> _OBJECTIVE_: Reproduce each line from the records that holds "ffffff".

----------

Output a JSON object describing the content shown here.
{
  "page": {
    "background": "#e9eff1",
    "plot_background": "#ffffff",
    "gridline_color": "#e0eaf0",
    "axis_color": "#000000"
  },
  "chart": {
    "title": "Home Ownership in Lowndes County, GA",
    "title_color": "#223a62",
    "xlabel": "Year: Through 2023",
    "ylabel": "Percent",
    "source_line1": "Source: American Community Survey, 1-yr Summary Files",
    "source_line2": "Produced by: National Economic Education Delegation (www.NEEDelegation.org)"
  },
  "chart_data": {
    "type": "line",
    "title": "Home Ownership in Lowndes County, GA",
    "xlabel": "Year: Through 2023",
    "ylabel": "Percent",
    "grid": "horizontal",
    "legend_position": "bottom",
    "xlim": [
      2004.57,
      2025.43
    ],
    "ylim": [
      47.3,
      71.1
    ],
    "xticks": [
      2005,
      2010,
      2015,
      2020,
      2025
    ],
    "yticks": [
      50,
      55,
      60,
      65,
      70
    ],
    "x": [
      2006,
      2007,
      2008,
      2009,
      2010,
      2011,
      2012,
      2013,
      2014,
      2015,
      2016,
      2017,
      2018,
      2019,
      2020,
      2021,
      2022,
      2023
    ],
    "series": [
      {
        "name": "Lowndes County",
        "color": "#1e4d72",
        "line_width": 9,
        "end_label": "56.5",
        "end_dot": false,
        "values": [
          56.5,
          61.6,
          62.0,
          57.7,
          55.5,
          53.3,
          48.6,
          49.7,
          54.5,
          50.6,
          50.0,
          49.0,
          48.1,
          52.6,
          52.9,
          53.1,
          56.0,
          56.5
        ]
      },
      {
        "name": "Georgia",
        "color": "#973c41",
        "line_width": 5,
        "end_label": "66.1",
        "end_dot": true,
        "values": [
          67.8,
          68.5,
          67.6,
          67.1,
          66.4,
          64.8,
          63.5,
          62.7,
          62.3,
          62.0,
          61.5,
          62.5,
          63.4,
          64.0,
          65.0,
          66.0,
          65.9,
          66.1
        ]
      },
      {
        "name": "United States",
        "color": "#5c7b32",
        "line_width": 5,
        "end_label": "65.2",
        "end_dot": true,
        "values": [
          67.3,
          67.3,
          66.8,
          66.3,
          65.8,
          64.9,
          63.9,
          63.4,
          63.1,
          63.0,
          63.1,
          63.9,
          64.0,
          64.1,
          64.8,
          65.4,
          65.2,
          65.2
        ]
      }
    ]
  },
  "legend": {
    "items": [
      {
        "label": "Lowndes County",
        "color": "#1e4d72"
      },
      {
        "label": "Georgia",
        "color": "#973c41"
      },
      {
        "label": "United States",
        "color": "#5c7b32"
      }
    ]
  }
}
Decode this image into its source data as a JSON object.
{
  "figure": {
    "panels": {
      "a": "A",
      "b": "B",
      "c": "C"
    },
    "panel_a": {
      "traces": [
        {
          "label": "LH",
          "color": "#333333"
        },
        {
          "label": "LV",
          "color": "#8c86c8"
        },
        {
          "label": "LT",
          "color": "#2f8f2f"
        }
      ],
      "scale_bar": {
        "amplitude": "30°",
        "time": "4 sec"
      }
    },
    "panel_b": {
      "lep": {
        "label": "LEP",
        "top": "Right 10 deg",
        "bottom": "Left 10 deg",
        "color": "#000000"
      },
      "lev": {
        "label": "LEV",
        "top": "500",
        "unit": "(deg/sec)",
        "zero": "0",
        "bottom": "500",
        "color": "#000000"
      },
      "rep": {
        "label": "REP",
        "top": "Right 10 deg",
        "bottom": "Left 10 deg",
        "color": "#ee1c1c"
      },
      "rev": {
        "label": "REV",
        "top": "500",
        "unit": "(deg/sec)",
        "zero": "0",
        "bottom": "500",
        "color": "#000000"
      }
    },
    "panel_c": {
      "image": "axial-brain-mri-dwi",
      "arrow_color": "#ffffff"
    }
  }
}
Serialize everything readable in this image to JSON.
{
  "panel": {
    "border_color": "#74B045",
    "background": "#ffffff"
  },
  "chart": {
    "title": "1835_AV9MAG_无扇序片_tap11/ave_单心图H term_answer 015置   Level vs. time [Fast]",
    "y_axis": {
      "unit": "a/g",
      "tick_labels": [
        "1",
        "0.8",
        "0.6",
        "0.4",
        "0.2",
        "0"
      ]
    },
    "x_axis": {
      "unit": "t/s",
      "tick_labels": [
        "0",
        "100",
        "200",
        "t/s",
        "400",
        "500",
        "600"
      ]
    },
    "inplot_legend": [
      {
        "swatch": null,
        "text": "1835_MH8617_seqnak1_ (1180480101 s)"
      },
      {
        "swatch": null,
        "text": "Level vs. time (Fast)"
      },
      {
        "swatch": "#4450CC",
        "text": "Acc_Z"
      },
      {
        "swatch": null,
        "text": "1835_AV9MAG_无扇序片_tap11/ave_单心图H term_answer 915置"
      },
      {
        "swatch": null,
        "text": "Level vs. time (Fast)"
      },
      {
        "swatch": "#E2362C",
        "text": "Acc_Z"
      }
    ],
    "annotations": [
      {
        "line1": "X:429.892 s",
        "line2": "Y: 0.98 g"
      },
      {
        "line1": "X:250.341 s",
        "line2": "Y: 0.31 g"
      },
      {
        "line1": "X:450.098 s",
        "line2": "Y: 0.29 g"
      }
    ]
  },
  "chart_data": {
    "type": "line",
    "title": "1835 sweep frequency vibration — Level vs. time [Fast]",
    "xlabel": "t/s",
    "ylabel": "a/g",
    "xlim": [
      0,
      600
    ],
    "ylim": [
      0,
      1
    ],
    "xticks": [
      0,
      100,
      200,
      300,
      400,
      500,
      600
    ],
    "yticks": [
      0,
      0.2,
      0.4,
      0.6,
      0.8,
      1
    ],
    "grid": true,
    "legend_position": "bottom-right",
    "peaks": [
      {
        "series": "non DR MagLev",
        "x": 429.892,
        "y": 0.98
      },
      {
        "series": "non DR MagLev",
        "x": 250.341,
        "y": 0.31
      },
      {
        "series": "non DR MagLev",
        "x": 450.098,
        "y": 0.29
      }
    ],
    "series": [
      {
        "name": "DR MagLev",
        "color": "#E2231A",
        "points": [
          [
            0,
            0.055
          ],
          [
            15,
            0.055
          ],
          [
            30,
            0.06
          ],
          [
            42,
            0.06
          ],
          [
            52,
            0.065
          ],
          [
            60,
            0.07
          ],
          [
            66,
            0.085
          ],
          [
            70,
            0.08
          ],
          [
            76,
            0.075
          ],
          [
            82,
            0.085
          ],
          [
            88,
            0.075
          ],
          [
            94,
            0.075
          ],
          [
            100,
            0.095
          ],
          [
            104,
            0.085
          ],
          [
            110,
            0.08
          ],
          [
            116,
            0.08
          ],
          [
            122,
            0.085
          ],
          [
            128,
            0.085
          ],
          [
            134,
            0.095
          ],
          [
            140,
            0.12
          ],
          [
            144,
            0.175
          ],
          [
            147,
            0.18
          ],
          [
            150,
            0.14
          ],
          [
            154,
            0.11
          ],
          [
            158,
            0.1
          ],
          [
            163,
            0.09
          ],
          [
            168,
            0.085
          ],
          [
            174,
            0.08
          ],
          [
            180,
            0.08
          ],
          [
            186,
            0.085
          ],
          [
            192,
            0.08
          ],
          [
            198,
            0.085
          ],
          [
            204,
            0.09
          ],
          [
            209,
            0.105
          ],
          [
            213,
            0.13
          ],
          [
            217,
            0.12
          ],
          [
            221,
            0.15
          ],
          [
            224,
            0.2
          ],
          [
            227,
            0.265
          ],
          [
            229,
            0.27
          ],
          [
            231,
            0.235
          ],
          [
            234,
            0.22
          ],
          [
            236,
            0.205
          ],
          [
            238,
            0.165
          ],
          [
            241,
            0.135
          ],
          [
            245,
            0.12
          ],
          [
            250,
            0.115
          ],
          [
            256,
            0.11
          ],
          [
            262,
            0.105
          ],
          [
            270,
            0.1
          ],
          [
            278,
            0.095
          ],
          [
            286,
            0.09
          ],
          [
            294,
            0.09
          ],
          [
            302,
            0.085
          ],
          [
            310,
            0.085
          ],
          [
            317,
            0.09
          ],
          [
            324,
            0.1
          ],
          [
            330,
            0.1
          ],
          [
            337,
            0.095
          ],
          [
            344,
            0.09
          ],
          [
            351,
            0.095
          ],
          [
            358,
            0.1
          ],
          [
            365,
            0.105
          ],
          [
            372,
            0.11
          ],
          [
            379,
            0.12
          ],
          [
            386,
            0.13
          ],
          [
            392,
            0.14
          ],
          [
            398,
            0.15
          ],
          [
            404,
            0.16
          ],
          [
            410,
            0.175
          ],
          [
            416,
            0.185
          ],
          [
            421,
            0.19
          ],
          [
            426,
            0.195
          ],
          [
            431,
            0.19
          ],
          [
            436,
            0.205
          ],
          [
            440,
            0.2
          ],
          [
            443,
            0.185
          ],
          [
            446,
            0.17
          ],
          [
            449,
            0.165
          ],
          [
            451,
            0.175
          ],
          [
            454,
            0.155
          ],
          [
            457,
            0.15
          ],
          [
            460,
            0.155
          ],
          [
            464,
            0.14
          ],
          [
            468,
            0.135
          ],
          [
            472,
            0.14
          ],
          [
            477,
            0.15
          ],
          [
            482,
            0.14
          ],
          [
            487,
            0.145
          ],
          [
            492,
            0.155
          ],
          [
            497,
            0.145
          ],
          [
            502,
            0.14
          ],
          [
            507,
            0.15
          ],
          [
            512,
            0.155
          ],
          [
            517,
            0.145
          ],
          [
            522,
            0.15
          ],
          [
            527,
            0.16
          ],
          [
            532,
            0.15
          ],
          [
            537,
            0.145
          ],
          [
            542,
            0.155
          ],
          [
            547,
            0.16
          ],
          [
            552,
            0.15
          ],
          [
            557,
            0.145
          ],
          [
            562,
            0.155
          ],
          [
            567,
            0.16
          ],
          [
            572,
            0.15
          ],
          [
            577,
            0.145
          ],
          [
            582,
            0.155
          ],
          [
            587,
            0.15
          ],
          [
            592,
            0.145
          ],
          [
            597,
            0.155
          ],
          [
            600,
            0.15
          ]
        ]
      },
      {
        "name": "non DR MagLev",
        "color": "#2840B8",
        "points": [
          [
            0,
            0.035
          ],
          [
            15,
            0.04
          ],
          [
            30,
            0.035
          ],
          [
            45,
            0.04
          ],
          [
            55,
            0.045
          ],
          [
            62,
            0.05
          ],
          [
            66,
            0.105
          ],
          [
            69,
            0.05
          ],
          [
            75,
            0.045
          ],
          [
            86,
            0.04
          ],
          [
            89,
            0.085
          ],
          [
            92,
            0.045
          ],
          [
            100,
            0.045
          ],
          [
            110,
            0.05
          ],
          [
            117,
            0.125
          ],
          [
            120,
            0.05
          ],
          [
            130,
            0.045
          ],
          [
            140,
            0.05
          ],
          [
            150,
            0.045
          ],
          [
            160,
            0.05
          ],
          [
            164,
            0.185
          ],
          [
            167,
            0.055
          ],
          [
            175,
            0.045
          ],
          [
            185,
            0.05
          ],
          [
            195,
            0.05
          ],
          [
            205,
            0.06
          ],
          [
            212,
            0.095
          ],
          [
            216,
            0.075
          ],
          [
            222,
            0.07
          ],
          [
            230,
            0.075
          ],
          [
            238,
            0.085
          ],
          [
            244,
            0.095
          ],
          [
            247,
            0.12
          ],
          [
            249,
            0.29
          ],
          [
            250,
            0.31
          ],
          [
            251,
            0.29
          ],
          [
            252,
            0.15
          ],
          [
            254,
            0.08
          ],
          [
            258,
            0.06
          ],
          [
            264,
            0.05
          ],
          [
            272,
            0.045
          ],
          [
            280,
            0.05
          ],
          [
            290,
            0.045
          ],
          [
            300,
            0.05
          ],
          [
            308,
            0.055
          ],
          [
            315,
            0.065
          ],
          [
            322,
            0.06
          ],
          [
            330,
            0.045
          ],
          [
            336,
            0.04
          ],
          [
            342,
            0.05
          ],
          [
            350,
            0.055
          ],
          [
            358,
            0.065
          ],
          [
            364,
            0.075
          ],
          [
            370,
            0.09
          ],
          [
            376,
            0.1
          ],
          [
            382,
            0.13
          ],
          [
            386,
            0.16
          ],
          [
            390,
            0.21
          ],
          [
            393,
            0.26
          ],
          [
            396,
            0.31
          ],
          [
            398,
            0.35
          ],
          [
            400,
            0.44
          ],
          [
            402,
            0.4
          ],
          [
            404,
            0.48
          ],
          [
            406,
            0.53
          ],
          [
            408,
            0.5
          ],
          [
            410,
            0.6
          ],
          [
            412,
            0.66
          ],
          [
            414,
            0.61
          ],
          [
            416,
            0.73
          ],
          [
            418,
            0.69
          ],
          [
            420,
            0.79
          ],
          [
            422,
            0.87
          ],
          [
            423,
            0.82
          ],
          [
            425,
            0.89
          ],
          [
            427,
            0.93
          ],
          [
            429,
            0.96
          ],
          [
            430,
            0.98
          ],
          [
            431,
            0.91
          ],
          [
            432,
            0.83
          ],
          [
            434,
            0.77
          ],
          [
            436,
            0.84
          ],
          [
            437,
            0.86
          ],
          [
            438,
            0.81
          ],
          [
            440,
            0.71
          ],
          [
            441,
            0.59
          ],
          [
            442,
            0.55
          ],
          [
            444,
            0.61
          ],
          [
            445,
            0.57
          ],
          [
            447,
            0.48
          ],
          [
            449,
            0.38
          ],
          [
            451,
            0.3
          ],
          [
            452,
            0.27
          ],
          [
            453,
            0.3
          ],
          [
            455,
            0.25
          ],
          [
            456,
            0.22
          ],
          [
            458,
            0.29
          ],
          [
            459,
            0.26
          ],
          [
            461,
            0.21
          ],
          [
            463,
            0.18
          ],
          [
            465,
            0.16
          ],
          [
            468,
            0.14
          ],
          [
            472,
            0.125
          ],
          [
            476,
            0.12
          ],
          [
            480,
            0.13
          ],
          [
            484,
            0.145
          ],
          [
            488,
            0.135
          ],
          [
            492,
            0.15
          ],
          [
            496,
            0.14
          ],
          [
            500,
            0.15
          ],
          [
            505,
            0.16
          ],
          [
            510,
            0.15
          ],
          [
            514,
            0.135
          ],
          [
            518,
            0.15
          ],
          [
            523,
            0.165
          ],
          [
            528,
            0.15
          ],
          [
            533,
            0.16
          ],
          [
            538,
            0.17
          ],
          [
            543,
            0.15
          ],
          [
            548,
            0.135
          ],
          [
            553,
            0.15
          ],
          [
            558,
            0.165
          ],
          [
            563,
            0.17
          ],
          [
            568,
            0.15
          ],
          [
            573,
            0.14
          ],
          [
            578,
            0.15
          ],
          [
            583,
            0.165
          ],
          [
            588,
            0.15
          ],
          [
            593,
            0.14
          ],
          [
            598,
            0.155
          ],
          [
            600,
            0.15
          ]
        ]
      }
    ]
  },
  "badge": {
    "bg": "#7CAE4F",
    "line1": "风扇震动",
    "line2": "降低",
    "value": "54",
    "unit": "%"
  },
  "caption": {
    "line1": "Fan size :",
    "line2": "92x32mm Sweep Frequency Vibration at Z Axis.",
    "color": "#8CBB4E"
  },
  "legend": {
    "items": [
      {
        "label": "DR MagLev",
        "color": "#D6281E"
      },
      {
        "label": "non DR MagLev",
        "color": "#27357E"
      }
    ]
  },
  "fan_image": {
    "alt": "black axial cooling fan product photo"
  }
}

----------

> _OUTPUT FOR THIS EXERCISE_:
    "plot_background": "#ffffff",
      "arrow_color": "#ffffff"
    "background": "#ffffff"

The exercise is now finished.